What is expected
How many lines in the records below hold the string "this"? Answer with the number alone.

(Dataset entries on figures)
++++++
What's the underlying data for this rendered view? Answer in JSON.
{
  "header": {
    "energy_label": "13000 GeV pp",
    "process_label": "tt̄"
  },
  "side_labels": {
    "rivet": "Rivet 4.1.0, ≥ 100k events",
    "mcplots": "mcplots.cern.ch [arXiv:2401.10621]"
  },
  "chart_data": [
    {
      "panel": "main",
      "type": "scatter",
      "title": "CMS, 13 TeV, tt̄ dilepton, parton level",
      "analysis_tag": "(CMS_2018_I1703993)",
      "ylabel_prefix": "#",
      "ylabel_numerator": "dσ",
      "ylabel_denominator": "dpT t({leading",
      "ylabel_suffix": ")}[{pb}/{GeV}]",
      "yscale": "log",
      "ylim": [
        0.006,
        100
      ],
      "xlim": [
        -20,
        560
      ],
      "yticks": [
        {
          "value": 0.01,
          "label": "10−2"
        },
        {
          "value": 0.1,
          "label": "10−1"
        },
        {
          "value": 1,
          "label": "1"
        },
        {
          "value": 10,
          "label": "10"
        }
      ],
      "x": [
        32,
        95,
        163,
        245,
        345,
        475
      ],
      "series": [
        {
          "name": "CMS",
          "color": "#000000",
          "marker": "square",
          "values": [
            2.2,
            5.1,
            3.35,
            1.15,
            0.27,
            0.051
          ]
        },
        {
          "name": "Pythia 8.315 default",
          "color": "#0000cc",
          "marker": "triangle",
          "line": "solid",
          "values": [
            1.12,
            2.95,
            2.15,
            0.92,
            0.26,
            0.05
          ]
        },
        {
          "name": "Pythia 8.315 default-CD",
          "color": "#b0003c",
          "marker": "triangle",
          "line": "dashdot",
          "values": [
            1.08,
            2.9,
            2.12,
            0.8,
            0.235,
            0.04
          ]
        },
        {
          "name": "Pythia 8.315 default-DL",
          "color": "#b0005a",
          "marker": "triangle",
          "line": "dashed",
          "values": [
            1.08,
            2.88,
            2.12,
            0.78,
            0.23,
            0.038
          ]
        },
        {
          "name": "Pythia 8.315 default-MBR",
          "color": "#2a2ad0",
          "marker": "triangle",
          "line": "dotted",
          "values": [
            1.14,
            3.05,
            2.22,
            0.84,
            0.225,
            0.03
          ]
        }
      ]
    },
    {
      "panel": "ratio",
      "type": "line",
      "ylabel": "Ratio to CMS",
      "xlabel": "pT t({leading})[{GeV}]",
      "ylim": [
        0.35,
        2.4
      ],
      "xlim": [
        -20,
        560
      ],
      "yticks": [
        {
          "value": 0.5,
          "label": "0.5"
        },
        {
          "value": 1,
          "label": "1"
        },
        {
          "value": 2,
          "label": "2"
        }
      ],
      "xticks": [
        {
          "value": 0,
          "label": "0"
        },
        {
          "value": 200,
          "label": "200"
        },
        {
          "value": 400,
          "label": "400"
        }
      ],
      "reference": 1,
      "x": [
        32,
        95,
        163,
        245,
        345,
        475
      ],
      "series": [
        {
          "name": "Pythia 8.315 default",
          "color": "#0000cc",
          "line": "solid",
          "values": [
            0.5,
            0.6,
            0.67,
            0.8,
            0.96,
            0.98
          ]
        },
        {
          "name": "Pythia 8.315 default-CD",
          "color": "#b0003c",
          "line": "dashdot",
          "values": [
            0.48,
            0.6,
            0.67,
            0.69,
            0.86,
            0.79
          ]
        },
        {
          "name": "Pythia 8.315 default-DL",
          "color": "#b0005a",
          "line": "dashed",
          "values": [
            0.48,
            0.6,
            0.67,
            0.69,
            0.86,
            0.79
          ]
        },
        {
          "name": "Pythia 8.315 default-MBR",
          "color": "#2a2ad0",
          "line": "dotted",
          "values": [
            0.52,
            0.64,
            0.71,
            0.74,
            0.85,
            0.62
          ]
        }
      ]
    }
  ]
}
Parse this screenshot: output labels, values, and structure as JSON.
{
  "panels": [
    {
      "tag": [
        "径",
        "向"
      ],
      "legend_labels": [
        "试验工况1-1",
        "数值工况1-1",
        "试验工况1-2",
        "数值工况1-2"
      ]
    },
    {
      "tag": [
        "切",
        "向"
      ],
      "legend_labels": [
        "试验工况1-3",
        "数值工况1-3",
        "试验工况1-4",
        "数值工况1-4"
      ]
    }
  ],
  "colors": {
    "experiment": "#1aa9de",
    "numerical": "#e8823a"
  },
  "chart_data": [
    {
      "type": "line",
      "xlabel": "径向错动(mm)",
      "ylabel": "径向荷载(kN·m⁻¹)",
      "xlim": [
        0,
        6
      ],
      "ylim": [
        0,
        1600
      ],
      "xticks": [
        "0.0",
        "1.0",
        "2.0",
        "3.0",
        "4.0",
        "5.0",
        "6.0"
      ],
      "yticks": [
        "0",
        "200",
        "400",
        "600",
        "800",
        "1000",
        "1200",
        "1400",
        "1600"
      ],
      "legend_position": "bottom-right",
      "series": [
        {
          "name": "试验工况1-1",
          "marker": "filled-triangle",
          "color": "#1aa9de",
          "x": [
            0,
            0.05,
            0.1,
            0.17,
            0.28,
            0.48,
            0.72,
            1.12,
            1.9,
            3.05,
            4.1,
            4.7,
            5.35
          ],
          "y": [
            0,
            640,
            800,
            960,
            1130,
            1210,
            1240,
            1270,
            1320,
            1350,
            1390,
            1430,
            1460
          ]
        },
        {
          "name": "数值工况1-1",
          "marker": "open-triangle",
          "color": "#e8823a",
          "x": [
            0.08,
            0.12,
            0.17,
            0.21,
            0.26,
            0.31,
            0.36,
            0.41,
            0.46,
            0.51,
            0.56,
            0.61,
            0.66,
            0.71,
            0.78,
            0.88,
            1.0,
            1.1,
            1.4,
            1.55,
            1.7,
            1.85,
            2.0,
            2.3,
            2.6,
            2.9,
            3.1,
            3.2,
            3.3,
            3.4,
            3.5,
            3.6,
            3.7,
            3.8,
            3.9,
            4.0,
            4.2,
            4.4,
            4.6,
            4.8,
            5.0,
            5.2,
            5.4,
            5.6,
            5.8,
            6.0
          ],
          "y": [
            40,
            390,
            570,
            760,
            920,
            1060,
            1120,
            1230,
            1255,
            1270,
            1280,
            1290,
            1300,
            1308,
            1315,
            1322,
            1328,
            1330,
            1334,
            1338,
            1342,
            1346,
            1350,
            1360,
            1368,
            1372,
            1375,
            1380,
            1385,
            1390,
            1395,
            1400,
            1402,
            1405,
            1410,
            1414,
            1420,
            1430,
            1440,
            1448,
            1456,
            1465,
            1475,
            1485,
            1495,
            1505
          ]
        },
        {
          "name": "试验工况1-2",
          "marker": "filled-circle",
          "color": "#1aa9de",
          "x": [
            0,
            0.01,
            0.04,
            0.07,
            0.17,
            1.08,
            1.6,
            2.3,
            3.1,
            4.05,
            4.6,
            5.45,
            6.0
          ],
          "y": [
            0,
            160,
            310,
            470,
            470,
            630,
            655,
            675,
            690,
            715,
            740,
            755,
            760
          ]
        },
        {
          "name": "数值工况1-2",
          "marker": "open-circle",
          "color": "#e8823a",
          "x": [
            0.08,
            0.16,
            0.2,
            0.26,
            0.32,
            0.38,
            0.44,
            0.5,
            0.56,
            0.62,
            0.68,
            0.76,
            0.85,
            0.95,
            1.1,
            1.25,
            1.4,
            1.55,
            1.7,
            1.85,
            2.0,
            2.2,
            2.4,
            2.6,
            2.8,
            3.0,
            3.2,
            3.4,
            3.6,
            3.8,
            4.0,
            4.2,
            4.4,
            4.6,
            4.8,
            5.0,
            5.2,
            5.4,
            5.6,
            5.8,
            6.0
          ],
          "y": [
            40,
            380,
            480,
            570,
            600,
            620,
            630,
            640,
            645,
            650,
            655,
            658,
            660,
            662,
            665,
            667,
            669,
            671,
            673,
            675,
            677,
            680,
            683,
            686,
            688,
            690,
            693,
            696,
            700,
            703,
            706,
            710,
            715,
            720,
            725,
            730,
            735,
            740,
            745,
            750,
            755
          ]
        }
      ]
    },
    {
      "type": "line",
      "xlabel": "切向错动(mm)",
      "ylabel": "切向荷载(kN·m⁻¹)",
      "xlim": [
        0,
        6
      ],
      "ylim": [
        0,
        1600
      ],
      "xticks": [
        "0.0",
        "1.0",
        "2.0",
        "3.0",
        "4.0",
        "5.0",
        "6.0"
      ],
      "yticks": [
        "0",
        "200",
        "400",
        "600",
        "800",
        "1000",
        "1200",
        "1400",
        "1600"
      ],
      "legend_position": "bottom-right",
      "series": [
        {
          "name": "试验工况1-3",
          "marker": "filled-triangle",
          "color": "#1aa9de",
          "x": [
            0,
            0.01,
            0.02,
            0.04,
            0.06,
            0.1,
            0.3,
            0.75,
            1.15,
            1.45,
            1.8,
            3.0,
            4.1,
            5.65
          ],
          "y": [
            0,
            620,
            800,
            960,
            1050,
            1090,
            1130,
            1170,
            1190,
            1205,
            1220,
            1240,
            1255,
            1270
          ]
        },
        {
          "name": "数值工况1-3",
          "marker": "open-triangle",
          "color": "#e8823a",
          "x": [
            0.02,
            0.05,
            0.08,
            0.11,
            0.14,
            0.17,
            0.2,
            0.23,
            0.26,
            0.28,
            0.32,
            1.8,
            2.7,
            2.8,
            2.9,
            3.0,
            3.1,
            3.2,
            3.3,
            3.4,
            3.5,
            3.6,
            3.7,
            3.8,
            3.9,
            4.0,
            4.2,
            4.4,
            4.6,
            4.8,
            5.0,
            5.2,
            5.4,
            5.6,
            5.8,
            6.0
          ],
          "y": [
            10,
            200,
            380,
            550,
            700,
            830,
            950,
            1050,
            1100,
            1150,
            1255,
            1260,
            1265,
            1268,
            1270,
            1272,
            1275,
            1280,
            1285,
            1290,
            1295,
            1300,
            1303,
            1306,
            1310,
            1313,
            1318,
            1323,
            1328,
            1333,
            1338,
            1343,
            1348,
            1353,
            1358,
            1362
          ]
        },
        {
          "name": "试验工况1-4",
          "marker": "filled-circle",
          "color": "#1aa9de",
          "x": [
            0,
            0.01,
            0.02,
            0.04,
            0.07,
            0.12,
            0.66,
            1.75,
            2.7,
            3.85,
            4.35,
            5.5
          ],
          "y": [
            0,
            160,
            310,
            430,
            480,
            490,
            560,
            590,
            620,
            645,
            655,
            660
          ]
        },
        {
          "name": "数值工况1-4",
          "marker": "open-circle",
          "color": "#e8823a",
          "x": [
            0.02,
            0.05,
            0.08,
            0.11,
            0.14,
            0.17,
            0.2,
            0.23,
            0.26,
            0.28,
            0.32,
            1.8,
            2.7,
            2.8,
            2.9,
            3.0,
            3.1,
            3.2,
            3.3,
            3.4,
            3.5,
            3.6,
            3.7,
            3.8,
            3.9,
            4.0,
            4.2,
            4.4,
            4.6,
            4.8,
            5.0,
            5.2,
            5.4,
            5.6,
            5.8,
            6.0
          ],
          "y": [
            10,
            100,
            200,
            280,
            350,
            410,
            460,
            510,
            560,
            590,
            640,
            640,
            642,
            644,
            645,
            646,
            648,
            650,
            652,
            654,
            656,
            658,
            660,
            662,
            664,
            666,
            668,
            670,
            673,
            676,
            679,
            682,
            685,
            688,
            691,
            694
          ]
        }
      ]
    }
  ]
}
++++++
Response
2